* [Provided data]:
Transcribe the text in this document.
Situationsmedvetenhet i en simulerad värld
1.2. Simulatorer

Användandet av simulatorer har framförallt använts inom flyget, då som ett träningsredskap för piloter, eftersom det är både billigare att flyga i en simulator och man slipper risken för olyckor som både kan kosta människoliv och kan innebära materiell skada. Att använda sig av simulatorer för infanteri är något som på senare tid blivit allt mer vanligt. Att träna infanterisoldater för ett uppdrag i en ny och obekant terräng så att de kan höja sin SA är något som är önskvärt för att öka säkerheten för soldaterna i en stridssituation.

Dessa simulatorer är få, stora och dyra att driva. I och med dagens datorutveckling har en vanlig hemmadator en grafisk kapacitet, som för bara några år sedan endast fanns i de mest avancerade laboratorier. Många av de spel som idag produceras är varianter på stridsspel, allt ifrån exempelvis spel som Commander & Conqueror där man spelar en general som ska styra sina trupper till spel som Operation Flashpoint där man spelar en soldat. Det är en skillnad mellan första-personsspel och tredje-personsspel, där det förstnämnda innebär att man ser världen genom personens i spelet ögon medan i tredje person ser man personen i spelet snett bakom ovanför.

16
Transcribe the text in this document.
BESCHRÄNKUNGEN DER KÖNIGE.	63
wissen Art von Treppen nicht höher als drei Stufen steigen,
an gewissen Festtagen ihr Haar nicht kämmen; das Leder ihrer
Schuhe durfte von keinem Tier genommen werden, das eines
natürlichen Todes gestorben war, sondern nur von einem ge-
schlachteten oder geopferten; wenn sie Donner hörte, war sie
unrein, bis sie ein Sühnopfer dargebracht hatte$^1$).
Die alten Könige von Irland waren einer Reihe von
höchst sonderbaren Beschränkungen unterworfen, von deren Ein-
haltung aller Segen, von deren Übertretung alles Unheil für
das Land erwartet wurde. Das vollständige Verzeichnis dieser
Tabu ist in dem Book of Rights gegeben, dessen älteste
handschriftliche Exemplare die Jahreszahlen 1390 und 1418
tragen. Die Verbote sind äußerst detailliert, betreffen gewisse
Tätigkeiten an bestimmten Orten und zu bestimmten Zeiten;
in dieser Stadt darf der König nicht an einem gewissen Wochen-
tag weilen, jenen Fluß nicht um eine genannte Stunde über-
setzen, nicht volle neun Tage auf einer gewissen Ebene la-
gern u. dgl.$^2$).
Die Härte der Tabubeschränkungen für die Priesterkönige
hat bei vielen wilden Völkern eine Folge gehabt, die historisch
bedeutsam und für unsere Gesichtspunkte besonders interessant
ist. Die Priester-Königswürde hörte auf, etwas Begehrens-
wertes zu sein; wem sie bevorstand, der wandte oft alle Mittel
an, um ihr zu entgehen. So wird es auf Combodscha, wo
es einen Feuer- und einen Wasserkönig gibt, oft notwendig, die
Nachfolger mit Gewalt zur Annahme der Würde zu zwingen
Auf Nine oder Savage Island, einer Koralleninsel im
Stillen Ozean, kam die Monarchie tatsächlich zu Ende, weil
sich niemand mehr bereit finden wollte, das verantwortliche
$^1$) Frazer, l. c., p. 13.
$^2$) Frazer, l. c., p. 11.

* [Assignment]: Your response should consist of the records, printed exactly.

* [Problem solution]:
Transcribe the text in this document.
Situationsmedvetenhet i en simulerad värld
1.2. Simulatorer

Användandet av simulatorer har framförallt använts inom flyget, då som ett träningsredskap för piloter, eftersom det är både billigare att flyga i en simulator och man slipper risken för olyckor som både kan kosta människoliv och kan innebära materiell skada. Att använda sig av simulatorer för infanteri är något som på senare tid blivit allt mer vanligt. Att träna infanterisoldater för ett uppdrag i en ny och obekant terräng så att de kan höja sin SA är något som är önskvärt för att öka säkerheten för soldaterna i en stridssituation.

Dessa simulatorer är få, stora och dyra att driva. I och med dagens datorutveckling har en vanlig hemmadator en grafisk kapacitet, som för bara några år sedan endast fanns i de mest avancerade laboratorier. Många av de spel som idag produceras är varianter på stridsspel, allt ifrån exempelvis spel som Commander & Conqueror där man spelar en general som ska styra sina trupper till spel som Operation Flashpoint där man spelar en soldat. Det är en skillnad mellan första-personsspel och tredje-personsspel, där det förstnämnda innebär att man ser världen genom personens i spelet ögon medan i tredje person ser man personen i spelet snett bakom ovanför.

16
Transcribe the text in this document.
BESCHRÄNKUNGEN DER KÖNIGE.	63
wissen Art von Treppen nicht höher als drei Stufen steigen,
an gewissen Festtagen ihr Haar nicht kämmen; das Leder ihrer
Schuhe durfte von keinem Tier genommen werden, das eines
natürlichen Todes gestorben war, sondern nur von einem ge-
schlachteten oder geopferten; wenn sie Donner hörte, war sie
unrein, bis sie ein Sühnopfer dargebracht hatte$^1$).
Die alten Könige von Irland waren einer Reihe von
höchst sonderbaren Beschränkungen unterworfen, von deren Ein-
haltung aller Segen, von deren Übertretung alles Unheil für
das Land erwartet wurde. Das vollständige Verzeichnis dieser
Tabu ist in dem Book of Rights gegeben, dessen älteste
handschriftliche Exemplare die Jahreszahlen 1390 und 1418
tragen. Die Verbote sind äußerst detailliert, betreffen gewisse
Tätigkeiten an bestimmten Orten und zu bestimmten Zeiten;
in dieser Stadt darf der König nicht an einem gewissen Wochen-
tag weilen, jenen Fluß nicht um eine genannte Stunde über-
setzen, nicht volle neun Tage auf einer gewissen Ebene la-
gern u. dgl.$^2$).
Die Härte der Tabubeschränkungen für die Priesterkönige
hat bei vielen wilden Völkern eine Folge gehabt, die historisch
bedeutsam und für unsere Gesichtspunkte besonders interessant
ist. Die Priester-Königswürde hörte auf, etwas Begehrens-
wertes zu sein; wem sie bevorstand, der wandte oft alle Mittel
an, um ihr zu entgehen. So wird es auf Combodscha, wo
es einen Feuer- und einen Wasserkönig gibt, oft notwendig, die
Nachfolger mit Gewalt zur Annahme der Würde zu zwingen
Auf Nine oder Savage Island, einer Koralleninsel im
Stillen Ozean, kam die Monarchie tatsächlich zu Ende, weil
sich niemand mehr bereit finden wollte, das verantwortliche
$^1$) Frazer, l. c., p. 13.
$^2$) Frazer, l. c., p. 11.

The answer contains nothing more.